All lines below must be repeated exactly, with the pictures omitted.
○ ○ ○ ○
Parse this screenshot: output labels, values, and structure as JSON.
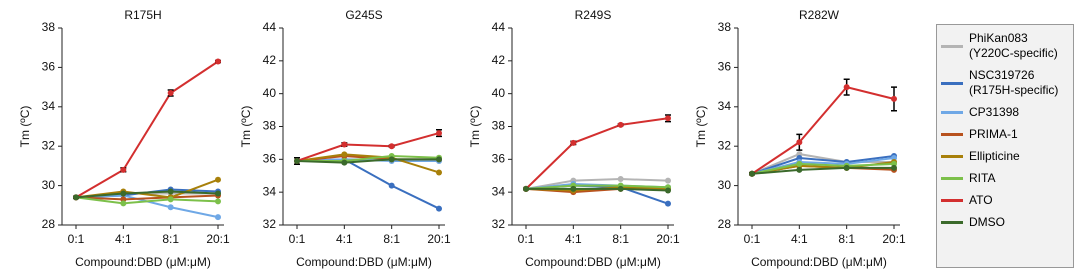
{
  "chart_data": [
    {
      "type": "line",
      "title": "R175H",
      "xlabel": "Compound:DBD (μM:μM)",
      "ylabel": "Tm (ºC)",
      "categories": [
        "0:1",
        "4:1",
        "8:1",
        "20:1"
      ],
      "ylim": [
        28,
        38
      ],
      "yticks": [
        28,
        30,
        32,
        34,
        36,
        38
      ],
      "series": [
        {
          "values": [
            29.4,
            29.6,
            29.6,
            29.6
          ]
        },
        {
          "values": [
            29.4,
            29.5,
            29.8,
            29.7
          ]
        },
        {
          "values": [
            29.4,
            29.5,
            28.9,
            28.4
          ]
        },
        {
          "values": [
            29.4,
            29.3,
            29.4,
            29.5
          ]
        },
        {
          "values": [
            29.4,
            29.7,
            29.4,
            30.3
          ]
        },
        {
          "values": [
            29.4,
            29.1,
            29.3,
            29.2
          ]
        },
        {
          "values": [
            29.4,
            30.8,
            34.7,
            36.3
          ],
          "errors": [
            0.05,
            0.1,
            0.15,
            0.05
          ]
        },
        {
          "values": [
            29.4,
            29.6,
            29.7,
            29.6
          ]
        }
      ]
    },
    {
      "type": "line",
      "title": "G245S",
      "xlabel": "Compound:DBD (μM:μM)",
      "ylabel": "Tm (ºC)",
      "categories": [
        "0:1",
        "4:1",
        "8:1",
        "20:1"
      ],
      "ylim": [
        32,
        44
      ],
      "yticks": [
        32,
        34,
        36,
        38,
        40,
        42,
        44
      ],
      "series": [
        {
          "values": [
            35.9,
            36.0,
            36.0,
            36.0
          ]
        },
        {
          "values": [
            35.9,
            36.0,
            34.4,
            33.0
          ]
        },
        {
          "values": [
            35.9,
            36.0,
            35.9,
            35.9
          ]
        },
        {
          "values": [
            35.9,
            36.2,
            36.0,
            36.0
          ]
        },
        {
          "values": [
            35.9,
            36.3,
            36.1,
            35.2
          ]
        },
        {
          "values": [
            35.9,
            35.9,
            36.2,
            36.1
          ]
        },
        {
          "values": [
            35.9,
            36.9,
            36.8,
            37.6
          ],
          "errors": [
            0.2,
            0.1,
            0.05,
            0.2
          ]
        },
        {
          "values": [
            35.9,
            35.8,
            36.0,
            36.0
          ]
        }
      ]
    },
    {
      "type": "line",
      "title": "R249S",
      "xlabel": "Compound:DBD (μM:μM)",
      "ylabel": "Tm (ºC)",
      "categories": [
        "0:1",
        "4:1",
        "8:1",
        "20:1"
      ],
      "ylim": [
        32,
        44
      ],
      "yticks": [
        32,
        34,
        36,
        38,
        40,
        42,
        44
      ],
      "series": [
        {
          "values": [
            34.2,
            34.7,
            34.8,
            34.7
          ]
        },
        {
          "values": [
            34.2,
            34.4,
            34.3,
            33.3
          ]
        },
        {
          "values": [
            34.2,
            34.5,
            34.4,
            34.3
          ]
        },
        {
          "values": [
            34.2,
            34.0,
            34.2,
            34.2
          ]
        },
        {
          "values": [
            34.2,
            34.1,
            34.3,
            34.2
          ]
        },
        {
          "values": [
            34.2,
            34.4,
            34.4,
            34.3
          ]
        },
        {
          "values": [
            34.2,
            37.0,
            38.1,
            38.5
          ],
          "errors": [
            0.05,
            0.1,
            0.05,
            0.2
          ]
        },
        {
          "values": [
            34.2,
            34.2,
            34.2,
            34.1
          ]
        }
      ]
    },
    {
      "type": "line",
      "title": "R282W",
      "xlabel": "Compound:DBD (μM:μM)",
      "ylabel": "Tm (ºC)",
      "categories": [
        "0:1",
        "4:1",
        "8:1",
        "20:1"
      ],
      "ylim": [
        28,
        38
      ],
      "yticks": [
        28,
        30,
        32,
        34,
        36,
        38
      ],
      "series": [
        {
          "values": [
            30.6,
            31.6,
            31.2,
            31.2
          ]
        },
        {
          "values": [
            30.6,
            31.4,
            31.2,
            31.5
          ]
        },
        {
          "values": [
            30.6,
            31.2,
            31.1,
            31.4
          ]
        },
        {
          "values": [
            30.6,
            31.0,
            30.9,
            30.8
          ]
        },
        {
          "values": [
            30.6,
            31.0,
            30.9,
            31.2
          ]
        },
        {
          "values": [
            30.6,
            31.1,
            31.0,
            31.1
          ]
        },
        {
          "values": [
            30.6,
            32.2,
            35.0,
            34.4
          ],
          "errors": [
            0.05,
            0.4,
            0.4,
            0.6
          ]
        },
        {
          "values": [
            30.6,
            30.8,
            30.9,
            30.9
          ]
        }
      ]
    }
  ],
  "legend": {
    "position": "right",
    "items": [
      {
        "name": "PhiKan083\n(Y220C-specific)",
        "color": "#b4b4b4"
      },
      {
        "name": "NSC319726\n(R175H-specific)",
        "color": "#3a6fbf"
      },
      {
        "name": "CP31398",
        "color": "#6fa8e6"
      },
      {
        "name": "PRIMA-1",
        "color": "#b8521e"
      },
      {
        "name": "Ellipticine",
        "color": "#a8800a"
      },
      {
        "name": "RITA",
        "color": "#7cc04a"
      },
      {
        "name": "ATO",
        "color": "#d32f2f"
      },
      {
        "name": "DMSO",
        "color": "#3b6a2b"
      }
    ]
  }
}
○ ○ ○ ○
**RESULT**
Parse this screenshot: output labels, values, and structure as JSON.
{
  "chart_data": [
    {
      "type": "line",
      "title": "R175H",
      "xlabel": "Compound:DBD (μM:μM)",
      "ylabel": "Tm (ºC)",
      "categories": [
        "0:1",
        "4:1",
        "8:1",
        "20:1"
      ],
      "ylim": [
        28,
        38
      ],
      "yticks": [
        28,
        30,
        32,
        34,
        36,
        38
      ],
      "series": [
        {
          "values": [
            29.4,
            29.6,
            29.6,
            29.6
          ]
        },
        {
          "values": [
            29.4,
            29.5,
            29.8,
            29.7
          ]
        },
        {
          "values": [
            29.4,
            29.5,
            28.9,
            28.4
          ]
        },
        {
          "values": [
            29.4,
            29.3,
            29.4,
            29.5
          ]
        },
        {
          "values": [
            29.4,
            29.7,
            29.4,
            30.3
          ]
        },
        {
          "values": [
            29.4,
            29.1,
            29.3,
            29.2
          ]
        },
        {
          "values": [
            29.4,
            30.8,
            34.7,
            36.3
          ],
          "errors": [
            0.05,
            0.1,
            0.15,
            0.05
          ]
        },
        {
          "values": [
            29.4,
            29.6,
            29.7,
            29.6
          ]
        }
      ]
    },
    {
      "type": "line",
      "title": "G245S",
      "xlabel": "Compound:DBD (μM:μM)",
      "ylabel": "Tm (ºC)",
      "categories": [
        "0:1",
        "4:1",
        "8:1",
        "20:1"
      ],
      "ylim": [
        32,
        44
      ],
      "yticks": [
        32,
        34,
        36,
        38,
        40,
        42,
        44
      ],
      "series": [
        {
          "values": [
            35.9,
            36.0,
            36.0,
            36.0
          ]
        },
        {
          "values": [
            35.9,
            36.0,
            34.4,
            33.0
          ]
        },
        {
          "values": [
            35.9,
            36.0,
            35.9,
            35.9
          ]
        },
        {
          "values": [
            35.9,
            36.2,
            36.0,
            36.0
          ]
        },
        {
          "values": [
            35.9,
            36.3,
            36.1,
            35.2
          ]
        },
        {
          "values": [
            35.9,
            35.9,
            36.2,
            36.1
          ]
        },
        {
          "values": [
            35.9,
            36.9,
            36.8,
            37.6
          ],
          "errors": [
            0.2,
            0.1,
            0.05,
            0.2
          ]
        },
        {
          "values": [
            35.9,
            35.8,
            36.0,
            36.0
          ]
        }
      ]
    },
    {
      "type": "line",
      "title": "R249S",
      "xlabel": "Compound:DBD (μM:μM)",
      "ylabel": "Tm (ºC)",
      "categories": [
        "0:1",
        "4:1",
        "8:1",
        "20:1"
      ],
      "ylim": [
        32,
        44
      ],
      "yticks": [
        32,
        34,
        36,
        38,
        40,
        42,
        44
      ],
      "series": [
        {
          "values": [
            34.2,
            34.7,
            34.8,
            34.7
          ]
        },
        {
          "values": [
            34.2,
            34.4,
            34.3,
            33.3
          ]
        },
        {
          "values": [
            34.2,
            34.5,
            34.4,
            34.3
          ]
        },
        {
          "values": [
            34.2,
            34.0,
            34.2,
            34.2
          ]
        },
        {
          "values": [
            34.2,
            34.1,
            34.3,
            34.2
          ]
        },
        {
          "values": [
            34.2,
            34.4,
            34.4,
            34.3
          ]
        },
        {
          "values": [
            34.2,
            37.0,
            38.1,
            38.5
          ],
          "errors": [
            0.05,
            0.1,
            0.05,
            0.2
          ]
        },
        {
          "values": [
            34.2,
            34.2,
            34.2,
            34.1
          ]
        }
      ]
    },
    {
      "type": "line",
      "title": "R282W",
      "xlabel": "Compound:DBD (μM:μM)",
      "ylabel": "Tm (ºC)",
      "categories": [
        "0:1",
        "4:1",
        "8:1",
        "20:1"
      ],
      "ylim": [
        28,
        38
      ],
      "yticks": [
        28,
        30,
        32,
        34,
        36,
        38
      ],
      "series": [
        {
          "values": [
            30.6,
            31.6,
            31.2,
            31.2
          ]
        },
        {
          "values": [
            30.6,
            31.4,
            31.2,
            31.5
          ]
        },
        {
          "values": [
            30.6,
            31.2,
            31.1,
            31.4
          ]
        },
        {
          "values": [
            30.6,
            31.0,
            30.9,
            30.8
          ]
        },
        {
          "values": [
            30.6,
            31.0,
            30.9,
            31.2
          ]
        },
        {
          "values": [
            30.6,
            31.1,
            31.0,
            31.1
          ]
        },
        {
          "values": [
            30.6,
            32.2,
            35.0,
            34.4
          ],
          "errors": [
            0.05,
            0.4,
            0.4,
            0.6
          ]
        },
        {
          "values": [
            30.6,
            30.8,
            30.9,
            30.9
          ]
        }
      ]
    }
  ],
  "legend": {
    "position": "right",
    "items": [
      {
        "name": "PhiKan083\n(Y220C-specific)",
        "color": "#b4b4b4"
      },
      {
        "name": "NSC319726\n(R175H-specific)",
        "color": "#3a6fbf"
      },
      {
        "name": "CP31398",
        "color": "#6fa8e6"
      },
      {
        "name": "PRIMA-1",
        "color": "#b8521e"
      },
      {
        "name": "Ellipticine",
        "color": "#a8800a"
      },
      {
        "name": "RITA",
        "color": "#7cc04a"
      },
      {
        "name": "ATO",
        "color": "#d32f2f"
      },
      {
        "name": "DMSO",
        "color": "#3b6a2b"
      }
    ]
  }
}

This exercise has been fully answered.